STUDY TEXT

+--

Created by Ubuntu Package Importer and last modified
Get this branch:
bzr branch lp:ubuntu/utopic-proposed/apparmor
Members of Ubuntu branches can upload to this branch. Log in for directions.

Branch merges

Related bugs

Related blueprints

Branch information

Ubuntu branches
Review team:
Ubuntu Development Team

Recent revisions

81. By Steve Beattie

* Updated to apparmor 2.9.beta4 (aka apparmor 2.8.98)
  - fix logparsing memory leak (LP: #1340927)
  - incorporate fixes to regression testsuite to compensate for
    af_unix mediation, as well as extend test coverage
    (LP: #1375403, LP: #1375516)
  - fix libapparmor's log parsing code to accept additional rejection
    types (LP: #1375413)
  - fix X abstraction for changed lightdm xauthority file locations
    (LP: #1339727)
  - parser: disable downgrade and not enforced rule messages
    by default
  - fix error when using regex profile names in IPC rules
    (LP: #1373085)
  - updates and fixes to the python utilities
  - translation updates

[ Steve Beattie ]
* Removed upstreamed patches:
  fix_socketpair_tests.patch, sanitized-helpers-updates.patch,
  10-lp1371771.patch, 11-lp1371765.patch,
* refreshed etc-writable.patch and libapparmor-layout-deb.patch
* debian/control: add breaks on python3-apparmor against older
  apparmor-utils that used to be where python bits lived
  (LP: #1373259)
* debian/apport/source_apparmor.py:
 - fixes the apparmor apport hook so it does not raise an exception if
   a non-unicode character is found in /var/log/kern.log or in
   /var/log/syslog. This should work under python3 or python2.7
   (LP: #1304447)
 - adjusts the add_info() function to take the expected additional ui
   argument, though it has no need for it.
 - converts the log parsing code to use with statements so as not to
   leak open file descriptors
 - updates the set of packages to query to see if installed and if so,
   report the version of.

+--

TO DO
1. Decide whether each statement agrees with the apparmor branch page, answering yes or no and quoting the deciding words: (a) The branch can be fetched with a bzr command. (b) The parser now shows downgrade and not enforced rule messages by default. (c) The review team is the Ubuntu Development Team.
2. According to the apparmor branch page, what does the apport hook's log parsing code now use so it does not leak open file descriptors?
3. Render this sentence from the apparmor branch page in Spanish: "Members of Ubuntu branches can upload to this branch."
The material that comes next has no connection to the apparmor branch page.

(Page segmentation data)
+--

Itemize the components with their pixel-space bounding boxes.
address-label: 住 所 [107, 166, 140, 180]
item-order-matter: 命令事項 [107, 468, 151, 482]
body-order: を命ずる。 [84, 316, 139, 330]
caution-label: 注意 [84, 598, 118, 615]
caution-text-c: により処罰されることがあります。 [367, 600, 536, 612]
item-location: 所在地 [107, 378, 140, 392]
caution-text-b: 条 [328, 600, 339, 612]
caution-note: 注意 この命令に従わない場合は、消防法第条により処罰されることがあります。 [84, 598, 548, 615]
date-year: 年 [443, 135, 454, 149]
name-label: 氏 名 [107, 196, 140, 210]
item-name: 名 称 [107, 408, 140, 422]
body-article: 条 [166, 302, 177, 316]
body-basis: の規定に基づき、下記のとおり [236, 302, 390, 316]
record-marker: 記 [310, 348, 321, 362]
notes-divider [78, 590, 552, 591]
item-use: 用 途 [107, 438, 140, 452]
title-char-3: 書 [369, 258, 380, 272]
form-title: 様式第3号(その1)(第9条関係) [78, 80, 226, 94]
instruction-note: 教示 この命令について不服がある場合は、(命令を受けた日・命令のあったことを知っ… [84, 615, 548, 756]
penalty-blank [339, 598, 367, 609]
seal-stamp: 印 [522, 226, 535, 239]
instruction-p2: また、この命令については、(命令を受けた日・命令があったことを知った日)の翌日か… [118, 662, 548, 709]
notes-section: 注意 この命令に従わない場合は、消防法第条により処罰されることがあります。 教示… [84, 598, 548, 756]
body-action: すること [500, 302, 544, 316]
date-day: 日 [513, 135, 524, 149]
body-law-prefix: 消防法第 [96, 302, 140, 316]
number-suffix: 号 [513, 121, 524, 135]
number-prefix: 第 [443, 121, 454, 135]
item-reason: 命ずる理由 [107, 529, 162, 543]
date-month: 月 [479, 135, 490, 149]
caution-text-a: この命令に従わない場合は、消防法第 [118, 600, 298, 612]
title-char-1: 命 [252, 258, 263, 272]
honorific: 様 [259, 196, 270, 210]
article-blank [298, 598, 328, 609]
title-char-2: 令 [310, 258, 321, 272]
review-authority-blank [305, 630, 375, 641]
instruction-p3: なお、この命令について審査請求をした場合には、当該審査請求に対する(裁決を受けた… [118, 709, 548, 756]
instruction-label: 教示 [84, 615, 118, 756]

+--

ANSWERS GIVEN
1.
(a) Yes: "bzr branch lp:ubuntu/utopic-proposed/apparmor"
(b) No: "parser: disable downgrade and not enforced rule messages by default"
(c) Yes: "Review team: Ubuntu Development Team"

2. It uses with statements.

3. Los miembros de Ubuntu branches pueden subir a esta rama.